◆ Entries provided ◆
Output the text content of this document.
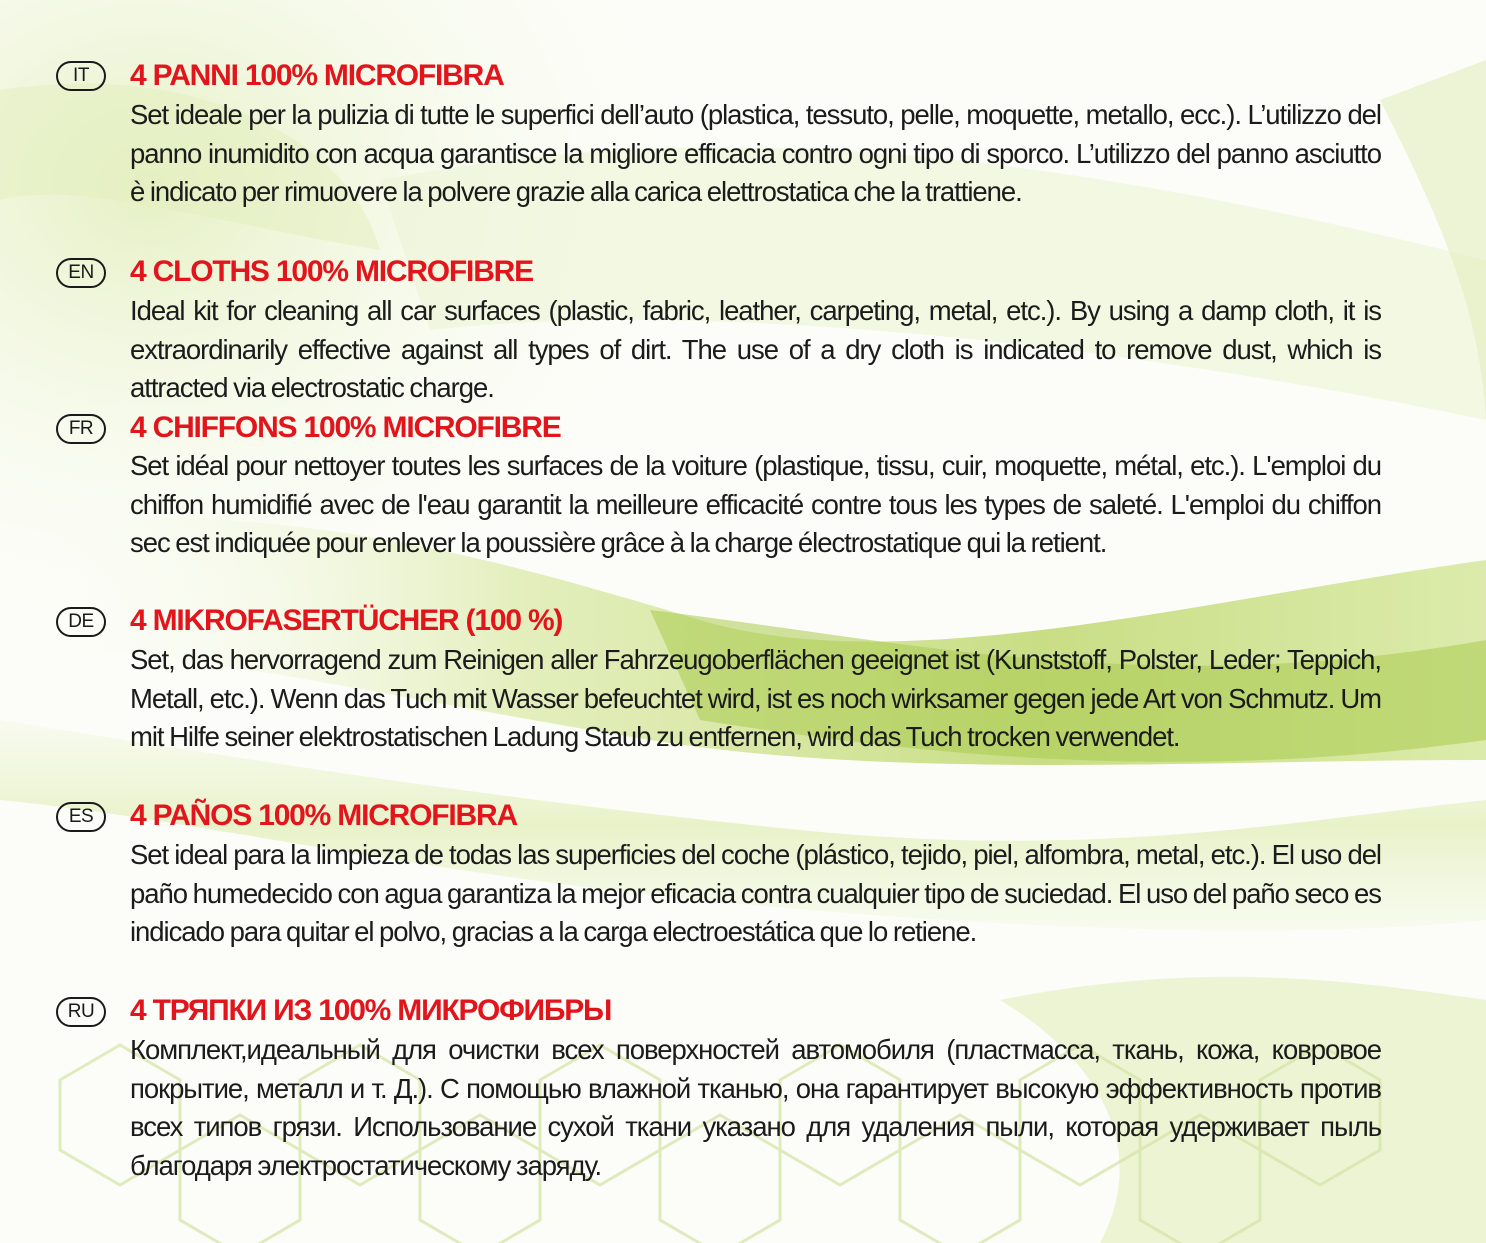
IT	4 PANNI 100% MICROFIBRA

Set ideale per la pulizia di tutte le superfici dell’auto (plastica, tessuto, pelle, moquette, metallo, ecc.). L’utilizzo del panno inumidito con acqua garantisce la migliore efficacia contro ogni tipo di sporco. L’utilizzo del panno asciutto è indicato per rimuovere la polvere grazie alla carica elettrostatica che la trattiene.

EN	4 CLOTHS 100% MICROFIBRE

Ideal kit for cleaning all car surfaces (plastic, fabric, leather, carpeting, metal, etc.). By using a damp cloth, it is extraordinarily effective against all types of dirt. The use of a dry cloth is indicated to remove dust, which is attracted via electrostatic charge.

FR	4 CHIFFONS 100% MICROFIBRE

Set idéal pour nettoyer toutes les surfaces de la voiture (plastique, tissu, cuir, moquette, métal, etc.). L'emploi du chiffon humidifié avec de l'eau garantit la meilleure efficacité contre tous les types de saleté. L'emploi du chiffon sec est indiquée pour enlever la poussière grâce à la charge électrostatique qui la retient.

DE	4 MIKROFASERTÜCHER (100 %)

Set, das hervorragend zum Reinigen aller Fahrzeugoberflächen geeignet ist (Kunststoff, Polster, Leder; Teppich, Metall, etc.). Wenn das Tuch mit Wasser befeuchtet wird, ist es noch wirksamer gegen jede Art von Schmutz. Um mit Hilfe seiner elektrostatischen Ladung Staub zu entfernen, wird das Tuch trocken verwendet.

ES	4 PAÑOS 100% MICROFIBRA

Set ideal para la limpieza de todas las superficies del coche (plástico, tejido, piel, alfombra, metal, etc.). El uso del paño humedecido con agua garantiza la mejor eficacia contra cualquier tipo de suciedad. El uso del paño seco es indicado para quitar el polvo, gracias a la carga electroestática que lo retiene.

RU	4 ТРЯПКИ ИЗ 100% МИКРОФИБРЫ

Комплект,идеальный для очистки всех поверхностей автомобиля (пластмасса, ткань, кожа, ковровое покрытие, металл и т. Д.). С помощью влажной тканью, она гарантирует высокую эффективность против всех типов грязи. Использование сухой ткани указано для удаления пыли, которая удерживает пыль благодаря электростатическому заряду.
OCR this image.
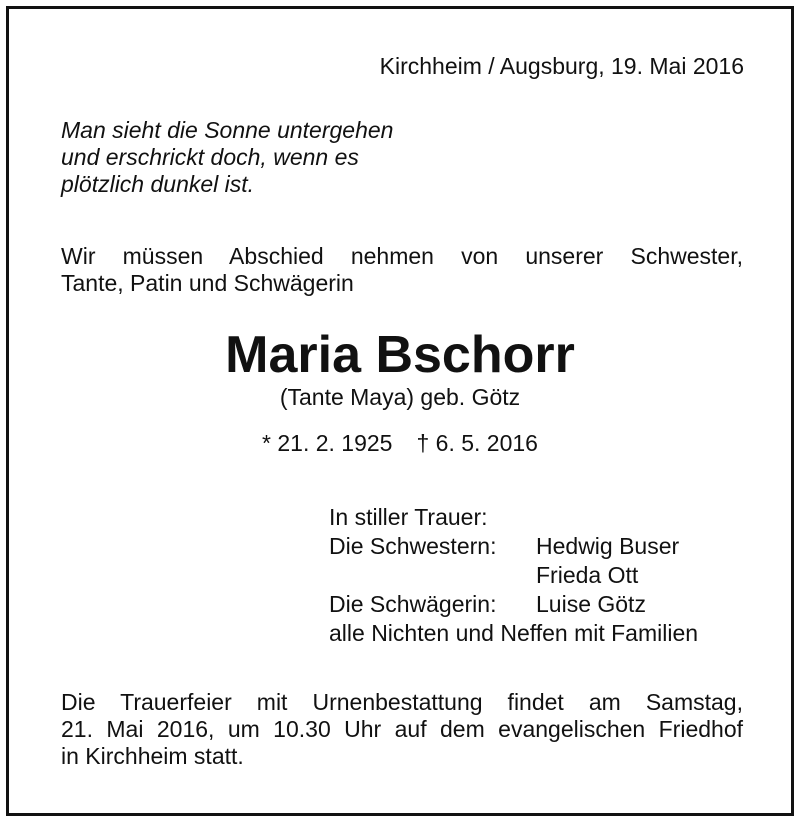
Kirchheim / Augsburg, 19. Mai 2016
Man sieht die Sonne untergehen
und erschrickt doch, wenn es
plötzlich dunkel ist.
Wir müssen Abschied nehmen von unserer Schwester,
Tante, Patin und Schwägerin
Maria Bschorr
(Tante Maya) geb. Götz
* 21. 2. 1925 † 6. 5. 2016
In stiller Trauer:
Die Schwestern: Hedwig Buser
Frieda Ott
Die Schwägerin: Luise Götz
alle Nichten und Neffen mit Familien
Die Trauerfeier mit Urnenbestattung findet am Samstag,
21. Mai 2016, um 10.30 Uhr auf dem evangelischen Friedhof
in Kirchheim statt.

◆ Short task ◆
Select and copy every line from the records that includes the word "Kirchheim".

◆ The completed task ◆
Kirchheim / Augsburg, 19. Mai 2016
in Kirchheim statt.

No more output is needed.